#### [Records shown]
━━━━━━━━━━━━━━━━
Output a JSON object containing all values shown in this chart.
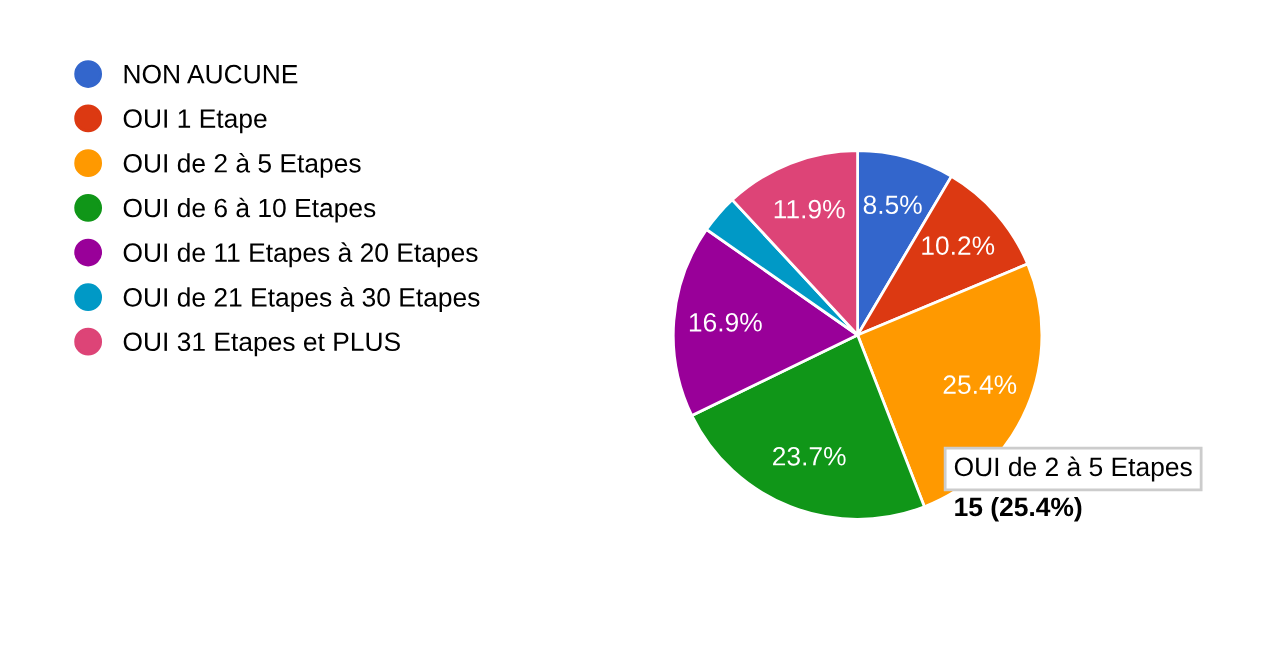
{
  "chart_data": {
    "type": "pie",
    "categories": [
      "NON AUCUNE",
      "OUI 1 Etape",
      "OUI de 2 à 5 Etapes",
      "OUI de 6 à 10 Etapes",
      "OUI de 11 Etapes à 20 Etapes",
      "OUI de 21 Etapes à 30 Etapes",
      "OUI 31 Etapes et PLUS"
    ],
    "values": [
      8.5,
      10.2,
      25.4,
      23.7,
      16.9,
      3.4,
      11.9
    ],
    "colors": [
      "#3366cc",
      "#dc3912",
      "#ff9900",
      "#109618",
      "#990099",
      "#0099c6",
      "#dd4477"
    ],
    "value_labels": [
      "8.5%",
      "10.2%",
      "25.4%",
      "23.7%",
      "16.9%",
      null,
      "11.9%"
    ],
    "legend": "left",
    "annotations": [
      "OUI de 2 à 5 Etapes",
      "15 (25.4%)"
    ]
  }
}
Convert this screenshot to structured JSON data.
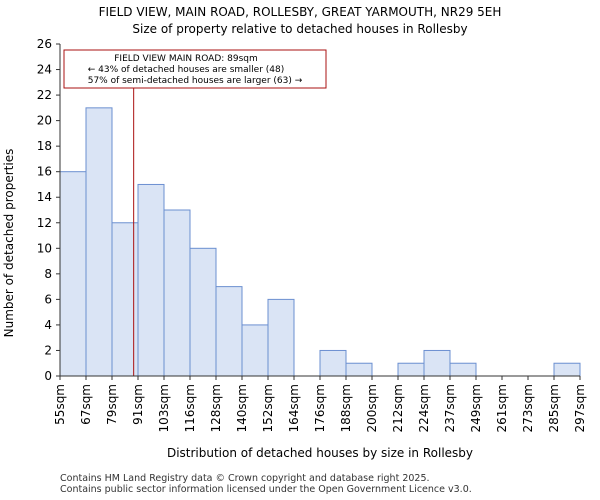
{
  "chart_data": {
    "type": "bar",
    "title": "FIELD VIEW, MAIN ROAD, ROLLESBY, GREAT YARMOUTH, NR29 5EH",
    "subtitle": "Size of property relative to detached houses in Rollesby",
    "xlabel": "Distribution of detached houses by size in Rollesby",
    "ylabel": "Number of detached properties",
    "bin_edges": [
      "55sqm",
      "67sqm",
      "79sqm",
      "91sqm",
      "103sqm",
      "116sqm",
      "128sqm",
      "140sqm",
      "152sqm",
      "164sqm",
      "176sqm",
      "188sqm",
      "200sqm",
      "212sqm",
      "224sqm",
      "237sqm",
      "249sqm",
      "261sqm",
      "273sqm",
      "285sqm",
      "297sqm"
    ],
    "values": [
      16,
      21,
      12,
      15,
      13,
      10,
      7,
      4,
      6,
      0,
      2,
      1,
      0,
      1,
      2,
      1,
      0,
      0,
      0,
      1
    ],
    "ylim": [
      0,
      26
    ],
    "yticks": [
      0,
      2,
      4,
      6,
      8,
      10,
      12,
      14,
      16,
      18,
      20,
      22,
      24,
      26
    ],
    "bar_color": "#dae4f5",
    "bar_edge_color": "#6b8fd0",
    "marker_value_sqm": 89,
    "marker_color": "#aa1111",
    "annotation": {
      "line1": "FIELD VIEW MAIN ROAD: 89sqm",
      "line2": "← 43% of detached houses are smaller (48)",
      "line3": "57% of semi-detached houses are larger (63) →"
    }
  },
  "footer": {
    "line1": "Contains HM Land Registry data © Crown copyright and database right 2025.",
    "line2": "Contains public sector information licensed under the Open Government Licence v3.0."
  }
}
━━━━━━━━━━━━━━━━
#### [Written problem]
Copy every line of the listing where the word "MAIN" appears.

#### [Response for this exercise]
    "title": "FIELD VIEW, MAIN ROAD, ROLLESBY, GREAT YARMOUTH, NR29 5EH",
      "line1": "FIELD VIEW MAIN ROAD: 89sqm",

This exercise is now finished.